Dataset listings of figures:
· · ·
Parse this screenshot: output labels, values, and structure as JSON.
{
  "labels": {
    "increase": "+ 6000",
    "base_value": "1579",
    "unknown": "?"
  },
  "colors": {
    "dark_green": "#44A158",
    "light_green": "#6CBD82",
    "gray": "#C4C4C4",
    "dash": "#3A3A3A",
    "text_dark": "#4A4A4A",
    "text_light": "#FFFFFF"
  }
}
· · ·
Work instructions:
Return the listing above word for word.

Problem solution:
Parse this screenshot: output labels, values, and structure as JSON.
{
  "labels": {
    "increase": "+ 6000",
    "base_value": "1579",
    "unknown": "?"
  },
  "colors": {
    "dark_green": "#44A158",
    "light_green": "#6CBD82",
    "gray": "#C4C4C4",
    "dash": "#3A3A3A",
    "text_dark": "#4A4A4A",
    "text_light": "#FFFFFF"
  }
}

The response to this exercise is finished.